PROBLEM
Omit every picture while repeating the entries exactly.
begin DATASET EXCERPTS
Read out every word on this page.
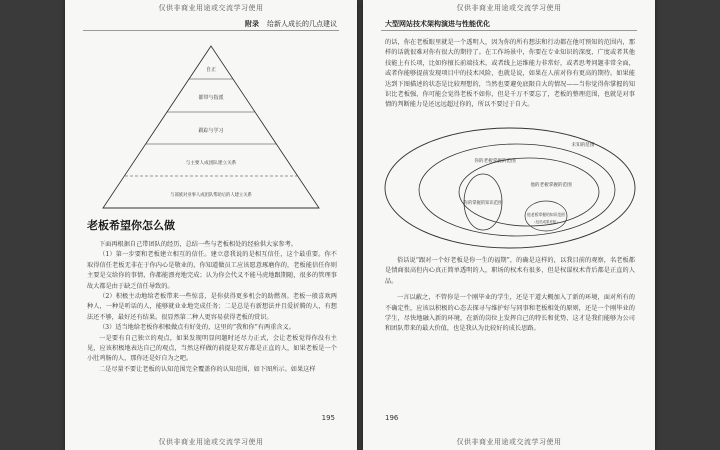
仅供非商业用途或交流学习使用
附录 给新人成长的几点建议
自正
都带与指派
跟踪与学习
与主要人成团队建立关系
与部族对业事人成团队帮助后的人建立关系
老板希望你怎么做

下面再根据自己带团队的经历，总结一些与老板相处的经验供大家参考。

（1）第一步要和老板建立相互的信任。建立意我说的是相互信任，这个最重要。你不取得信任老板无非在于你内心是敬业的，你知道做员工应该愿意琢磨你的，老板能信任你则主要是交给你的事情，你都能漂亮地完成；认为你会代义不能马虎地跟期随，很多的管理事故大都是由于缺乏信任导致的。

（2）积极主动地给老板带来一些惊喜，是你获得更多机会的助燃剂。老板一般喜欢两种人，一种是听话的人，能够就业业地完成任务；二是总是有新想法并且爱折腾的人，有想法还不够，最好还有结果。很显然第二种人更容易获得老板的赏识。

（3）适当地给老板你积极做点有好处的，这里的“我和你”有两重含义。

一是要有自己独立的观点，如果发现明显问题时还尽力正式，会让老板觉得你没有主见，应该积极地表达自己的观点，当然这样做的前提是双方都是正直的人，如果老板是一个小肚鸡肠的人，那你还是好自为之吧。

二是尽量不要让老板的认知范围完全覆盖你的认知范围，如下图所示。如果这样

195
仅供非商业用途或交流学习使用
仅供非商业用途或交流学习使用
大型网站技术架构演进与性能优化

的话，你在老板眼里就是一个透明人，因为你的所有想法和行动都在他可预知的范围内，那样的话就很难对你有很大的期待了。在工作场景中，你要在专业知识的深度、广度或者其他技能上有长项，比如你擅长前端技术，或者线上运维能力非常好，或者思考问题非常全面，或者你能够提前发现项目中的技术风险，也就是说，如果在人前对你有更高的期待。如果能达到下图描述的状态是比较理想的，当然也要避免底限自大的情况——当你觉得你掌握的知识比老板强，你可能会觉得老板不如你，但是千万不要忘了，老板的整理范围，也就是对事情的判断能力是还远远超过你的，所以不要过于自大。

未知的范围
你的老板掌握的范围
他的老板掌握的范围
你的掌握的知识范围
他老板掌握的知识范围
（包括成果老板）

俗话说“跟对一个好老板是你一生的福期”，的确是这样的，以我目前的观察，名老板都是情商很高但内心真正简单透明的人，职场的权术有很多，但是权谋权术背后都是正直的人品。

一言以蔽之，不管你是一个刚毕业的学生，还是干道大概加入了新的环境，面对所有的不确定性，应该以积极的心态去探寻与维护好与同事和老板相处的原则，还是一个刚毕业的学生，尽快地融入新的环境，在新的岗位上发挥自己的特长和优势，这才是我们能够为公司和团队带来的最大价值，也是我认为比较好的成长思路。

196
仅供非商业用途或交流学习使用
end DATASET EXCERPTS
RESULT OF THE EXERCISE
Read out every word on this page.
仅供非商业用途或交流学习使用
附录 给新人成长的几点建议
自正
都带与指派
跟踪与学习
与主要人成团队建立关系
与部族对业事人成团队帮助后的人建立关系
老板希望你怎么做

下面再根据自己带团队的经历，总结一些与老板相处的经验供大家参考。

（1）第一步要和老板建立相互的信任。建立意我说的是相互信任，这个最重要。你不取得信任老板无非在于你内心是敬业的，你知道做员工应该愿意琢磨你的，老板能信任你则主要是交给你的事情，你都能漂亮地完成；认为你会代义不能马虎地跟期随，很多的管理事故大都是由于缺乏信任导致的。

（2）积极主动地给老板带来一些惊喜，是你获得更多机会的助燃剂。老板一般喜欢两种人，一种是听话的人，能够就业业地完成任务；二是总是有新想法并且爱折腾的人，有想法还不够，最好还有结果。很显然第二种人更容易获得老板的赏识。

（3）适当地给老板你积极做点有好处的，这里的“我和你”有两重含义。

一是要有自己独立的观点，如果发现明显问题时还尽力正式，会让老板觉得你没有主见，应该积极地表达自己的观点，当然这样做的前提是双方都是正直的人，如果老板是一个小肚鸡肠的人，那你还是好自为之吧。

二是尽量不要让老板的认知范围完全覆盖你的认知范围，如下图所示。如果这样

195
仅供非商业用途或交流学习使用
仅供非商业用途或交流学习使用
大型网站技术架构演进与性能优化

的话，你在老板眼里就是一个透明人，因为你的所有想法和行动都在他可预知的范围内，那样的话就很难对你有很大的期待了。在工作场景中，你要在专业知识的深度、广度或者其他技能上有长项，比如你擅长前端技术，或者线上运维能力非常好，或者思考问题非常全面，或者你能够提前发现项目中的技术风险，也就是说，如果在人前对你有更高的期待。如果能达到下图描述的状态是比较理想的，当然也要避免底限自大的情况——当你觉得你掌握的知识比老板强，你可能会觉得老板不如你，但是千万不要忘了，老板的整理范围，也就是对事情的判断能力是还远远超过你的，所以不要过于自大。

未知的范围
你的老板掌握的范围
他的老板掌握的范围
你的掌握的知识范围
他老板掌握的知识范围
（包括成果老板）

俗话说“跟对一个好老板是你一生的福期”，的确是这样的，以我目前的观察，名老板都是情商很高但内心真正简单透明的人，职场的权术有很多，但是权谋权术背后都是正直的人品。

一言以蔽之，不管你是一个刚毕业的学生，还是干道大概加入了新的环境，面对所有的不确定性，应该以积极的心态去探寻与维护好与同事和老板相处的原则，还是一个刚毕业的学生，尽快地融入新的环境，在新的岗位上发挥自己的特长和优势，这才是我们能够为公司和团队带来的最大价值，也是我认为比较好的成长思路。

196
仅供非商业用途或交流学习使用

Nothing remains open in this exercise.